- Brief:
Below are some records. Count the lines with "autem" in them and give nothing but the total.

A run of records:

/---

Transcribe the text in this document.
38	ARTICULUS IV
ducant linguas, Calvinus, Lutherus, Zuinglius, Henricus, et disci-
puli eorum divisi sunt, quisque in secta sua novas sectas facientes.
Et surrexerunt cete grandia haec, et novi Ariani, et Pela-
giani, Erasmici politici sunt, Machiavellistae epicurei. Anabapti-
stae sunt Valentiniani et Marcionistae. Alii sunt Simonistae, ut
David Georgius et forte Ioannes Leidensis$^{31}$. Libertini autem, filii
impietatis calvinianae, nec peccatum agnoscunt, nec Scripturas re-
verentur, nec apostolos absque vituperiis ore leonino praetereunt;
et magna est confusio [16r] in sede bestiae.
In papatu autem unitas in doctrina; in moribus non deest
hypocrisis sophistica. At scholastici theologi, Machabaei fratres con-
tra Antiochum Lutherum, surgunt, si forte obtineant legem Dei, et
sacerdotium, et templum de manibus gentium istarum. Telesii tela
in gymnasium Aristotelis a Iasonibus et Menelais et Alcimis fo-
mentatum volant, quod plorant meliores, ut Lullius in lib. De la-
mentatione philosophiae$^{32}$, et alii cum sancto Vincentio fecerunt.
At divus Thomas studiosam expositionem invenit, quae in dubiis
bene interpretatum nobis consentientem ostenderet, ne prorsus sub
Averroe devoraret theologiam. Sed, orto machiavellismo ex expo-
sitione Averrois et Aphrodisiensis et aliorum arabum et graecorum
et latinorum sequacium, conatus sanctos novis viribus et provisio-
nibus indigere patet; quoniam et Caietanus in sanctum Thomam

\---

- Written response:
2